DIRECTIONS FOR THIS TASK => Report every line in the items below that contains the string "samei". Case counts.

[Start of TASK INPUT]

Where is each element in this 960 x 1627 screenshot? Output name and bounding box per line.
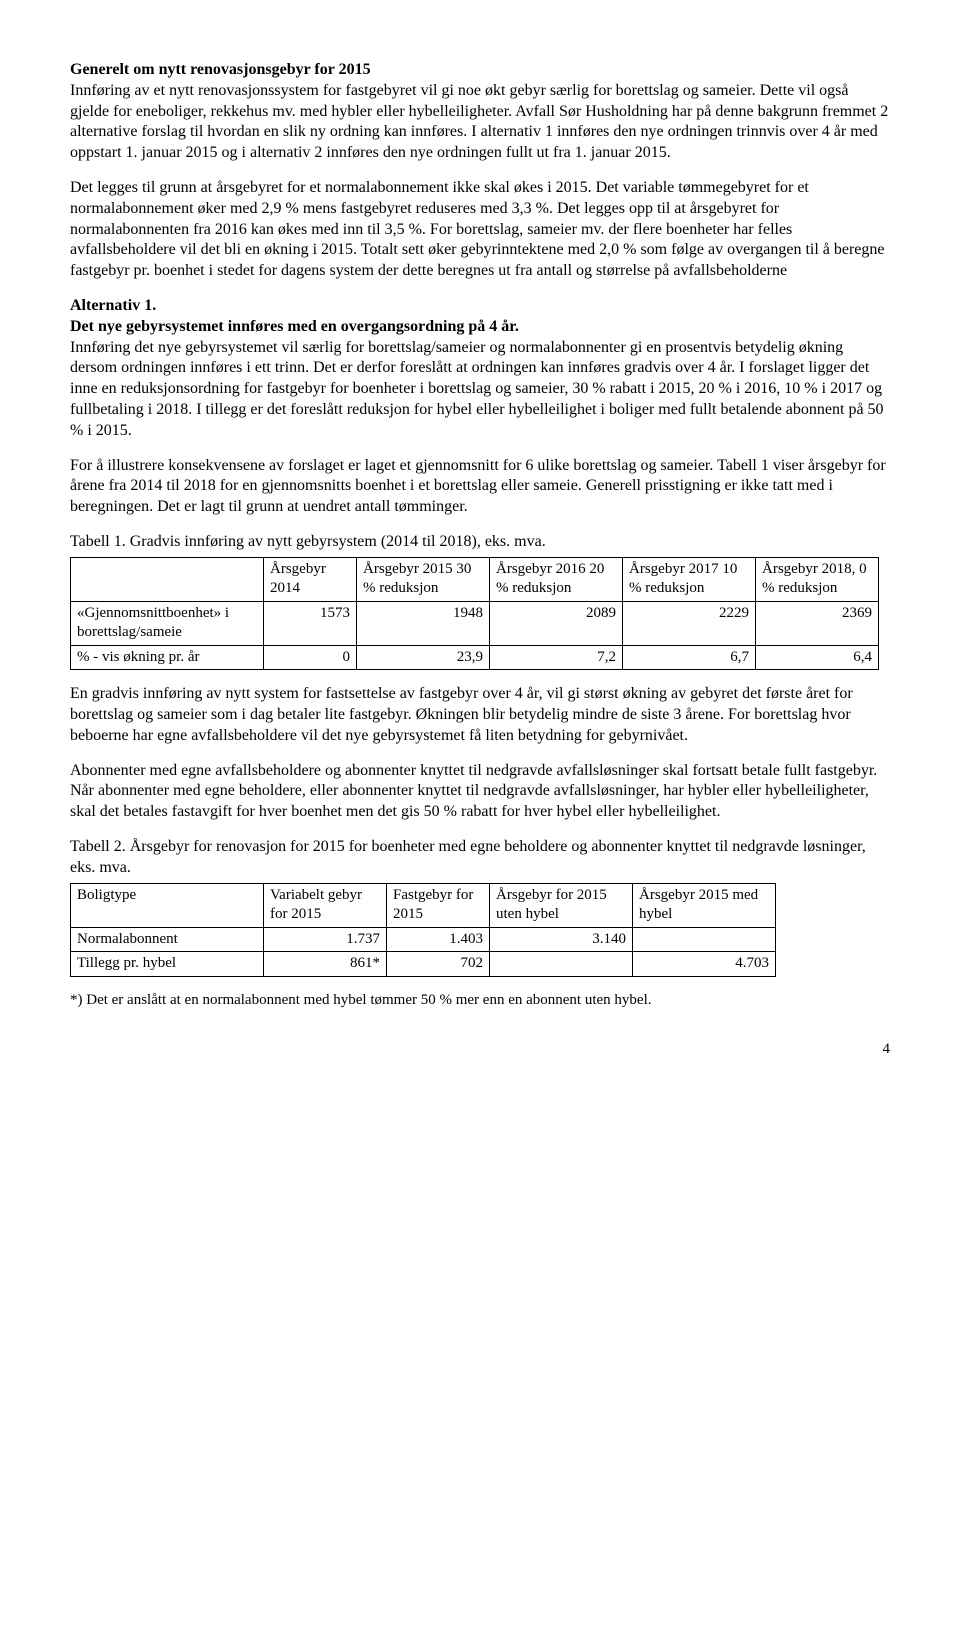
alt1-subtitle: Det nye gebyrsystemet innføres med en ov…: [70, 318, 519, 335]
paragraph-before-table2: Abonnenter med egne avfallsbeholdere og …: [70, 761, 890, 823]
table1-header: [71, 557, 264, 601]
table2-caption: Tabell 2. Årsgebyr for renovasjon for 20…: [70, 837, 890, 879]
cell-value: 1573: [264, 601, 357, 645]
table1-header: Årsgebyr 2016 20 % reduksjon: [490, 557, 623, 601]
paragraph-intro: Innføring av et nytt renovasjonssystem f…: [70, 81, 890, 164]
cell-value: 2229: [623, 601, 756, 645]
cell-value: 0: [264, 645, 357, 670]
row-label: «Gjennomsnittboenhet» i borettslag/samei…: [71, 601, 264, 645]
cell-value: 1948: [357, 601, 490, 645]
table2-header: Fastgebyr for 2015: [387, 883, 490, 927]
cell-value: 6,7: [623, 645, 756, 670]
table2-header: Årsgebyr for 2015 uten hybel: [490, 883, 633, 927]
cell-value: 23,9: [357, 645, 490, 670]
table2-header: Variabelt gebyr for 2015: [264, 883, 387, 927]
cell-value: 1.403: [387, 927, 490, 952]
row-label: % - vis økning pr. år: [71, 645, 264, 670]
table1-header: Årsgebyr 2015 30 % reduksjon: [357, 557, 490, 601]
table-row: Normalabonnent1.7371.4033.140: [71, 927, 776, 952]
cell-value: Normalabonnent: [71, 927, 264, 952]
table2-header: Årsgebyr 2015 med hybel: [633, 883, 776, 927]
table1-header: Årsgebyr 2018, 0 % reduksjon: [756, 557, 879, 601]
cell-value: 861*: [264, 952, 387, 977]
paragraph-after-table1: En gradvis innføring av nytt system for …: [70, 684, 890, 746]
alt1-title: Alternativ 1.: [70, 297, 156, 314]
table1-caption: Tabell 1. Gradvis innføring av nytt geby…: [70, 532, 890, 553]
paragraph-summary: Det legges til grunn at årsgebyret for e…: [70, 178, 890, 282]
cell-value: [633, 927, 776, 952]
cell-value: 702: [387, 952, 490, 977]
cell-value: 7,2: [490, 645, 623, 670]
cell-value: 4.703: [633, 952, 776, 977]
table-row: % - vis økning pr. år023,97,26,76,4: [71, 645, 879, 670]
table1-header: Årsgebyr 2014: [264, 557, 357, 601]
cell-value: [490, 952, 633, 977]
cell-value: Tillegg pr. hybel: [71, 952, 264, 977]
table2-header: Boligtype: [71, 883, 264, 927]
page-number: 4: [70, 1040, 890, 1060]
table2-footnote: *) Det er anslått at en normalabonnent m…: [70, 991, 890, 1011]
table-1: Årsgebyr 2014Årsgebyr 2015 30 % reduksjo…: [70, 557, 879, 671]
cell-value: 6,4: [756, 645, 879, 670]
table-row: Tillegg pr. hybel861*702 4.703: [71, 952, 776, 977]
cell-value: 1.737: [264, 927, 387, 952]
table-row: «Gjennomsnittboenhet» i borettslag/samei…: [71, 601, 879, 645]
cell-value: 2369: [756, 601, 879, 645]
paragraph-table1-lead: For å illustrere konsekvensene av forsla…: [70, 456, 890, 518]
table-2: BoligtypeVariabelt gebyr for 2015Fastgeb…: [70, 883, 776, 977]
cell-value: 2089: [490, 601, 623, 645]
cell-value: 3.140: [490, 927, 633, 952]
section-heading: Generelt om nytt renovasjonsgebyr for 20…: [70, 61, 371, 78]
paragraph-alt1-body: Innføring det nye gebyrsystemet vil særl…: [70, 338, 890, 442]
table1-header: Årsgebyr 2017 10 % reduksjon: [623, 557, 756, 601]
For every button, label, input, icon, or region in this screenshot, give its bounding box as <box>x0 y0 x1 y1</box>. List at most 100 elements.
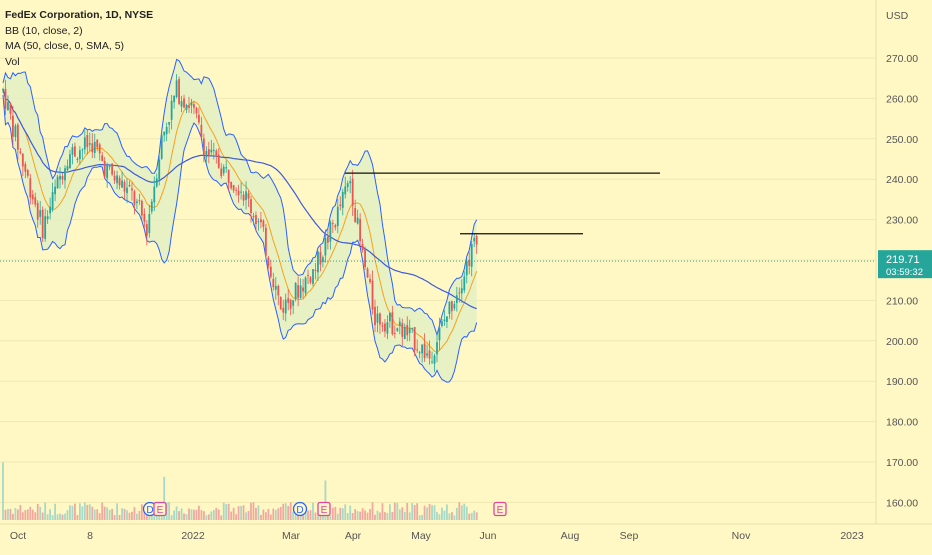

[End of TASK INPUT]

WRITTEN SOLUTION =>
row-label: «Gjennomsnittboenhet» i borettslag/samei…: [71, 601, 264, 645]
table-row: «Gjennomsnittboenhet» i borettslag/samei…: [71, 601, 879, 645]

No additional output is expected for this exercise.